Transcribe every entry below word for word, but skip the pictures.

========================================

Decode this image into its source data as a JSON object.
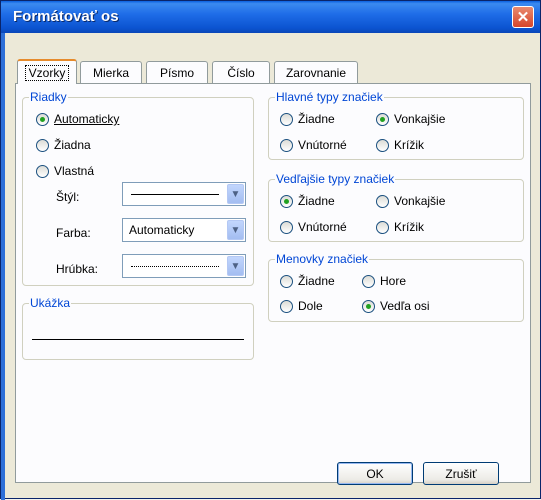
{
  "window": {
    "title": "Formátovať os",
    "close_glyph": "✕"
  },
  "tabs": [
    {
      "label": "Vzorky",
      "active": true
    },
    {
      "label": "Mierka"
    },
    {
      "label": "Písmo"
    },
    {
      "label": "Číslo"
    },
    {
      "label": "Zarovnanie"
    }
  ],
  "riadky": {
    "legend": "Riadky",
    "options": [
      {
        "label": "Automaticky",
        "selected": true
      },
      {
        "label": "Žiadna",
        "selected": false
      },
      {
        "label": "Vlastná",
        "selected": false
      }
    ],
    "styl_label": "Štýl:",
    "farba_label": "Farba:",
    "farba_value": "Automaticky",
    "hrubka_label": "Hrúbka:"
  },
  "ukazka": {
    "legend": "Ukážka"
  },
  "hlavne": {
    "legend": "Hlavné typy značiek",
    "options": [
      {
        "label": "Žiadne",
        "selected": false
      },
      {
        "label": "Vonkajšie",
        "selected": true
      },
      {
        "label": "Vnútorné",
        "selected": false
      },
      {
        "label": "Krížik",
        "selected": false
      }
    ]
  },
  "vedlajsie": {
    "legend": "Vedľajšie typy značiek",
    "options": [
      {
        "label": "Žiadne",
        "selected": true
      },
      {
        "label": "Vonkajšie",
        "selected": false
      },
      {
        "label": "Vnútorné",
        "selected": false
      },
      {
        "label": "Krížik",
        "selected": false
      }
    ]
  },
  "menovky": {
    "legend": "Menovky značiek",
    "options": [
      {
        "label": "Žiadne",
        "selected": false
      },
      {
        "label": "Hore",
        "selected": false
      },
      {
        "label": "Dole",
        "selected": false
      },
      {
        "label": "Vedľa osi",
        "selected": true
      }
    ]
  },
  "buttons": {
    "ok": "OK",
    "cancel": "Zrušiť"
  },
  "icons": {
    "dropdown": "chevron-down-icon",
    "close": "close-icon"
  },
  "colors": {
    "title_bar": "#0a5fe0",
    "legend_text": "#0046d5",
    "radio_dot": "#21a121",
    "tab_highlight": "#e68b2c"
  }
}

========================================

• WRITTEN RESPONSE
Decode this image into its source data as a JSON object.
{
  "window": {
    "title": "Formátovať os",
    "close_glyph": "✕"
  },
  "tabs": [
    {
      "label": "Vzorky",
      "active": true
    },
    {
      "label": "Mierka"
    },
    {
      "label": "Písmo"
    },
    {
      "label": "Číslo"
    },
    {
      "label": "Zarovnanie"
    }
  ],
  "riadky": {
    "legend": "Riadky",
    "options": [
      {
        "label": "Automaticky",
        "selected": true
      },
      {
        "label": "Žiadna",
        "selected": false
      },
      {
        "label": "Vlastná",
        "selected": false
      }
    ],
    "styl_label": "Štýl:",
    "farba_label": "Farba:",
    "farba_value": "Automaticky",
    "hrubka_label": "Hrúbka:"
  },
  "ukazka": {
    "legend": "Ukážka"
  },
  "hlavne": {
    "legend": "Hlavné typy značiek",
    "options": [
      {
        "label": "Žiadne",
        "selected": false
      },
      {
        "label": "Vonkajšie",
        "selected": true
      },
      {
        "label": "Vnútorné",
        "selected": false
      },
      {
        "label": "Krížik",
        "selected": false
      }
    ]
  },
  "vedlajsie": {
    "legend": "Vedľajšie typy značiek",
    "options": [
      {
        "label": "Žiadne",
        "selected": true
      },
      {
        "label": "Vonkajšie",
        "selected": false
      },
      {
        "label": "Vnútorné",
        "selected": false
      },
      {
        "label": "Krížik",
        "selected": false
      }
    ]
  },
  "menovky": {
    "legend": "Menovky značiek",
    "options": [
      {
        "label": "Žiadne",
        "selected": false
      },
      {
        "label": "Hore",
        "selected": false
      },
      {
        "label": "Dole",
        "selected": false
      },
      {
        "label": "Vedľa osi",
        "selected": true
      }
    ]
  },
  "buttons": {
    "ok": "OK",
    "cancel": "Zrušiť"
  },
  "icons": {
    "dropdown": "chevron-down-icon",
    "close": "close-icon"
  },
  "colors": {
    "title_bar": "#0a5fe0",
    "legend_text": "#0046d5",
    "radio_dot": "#21a121",
    "tab_highlight": "#e68b2c"
  }
}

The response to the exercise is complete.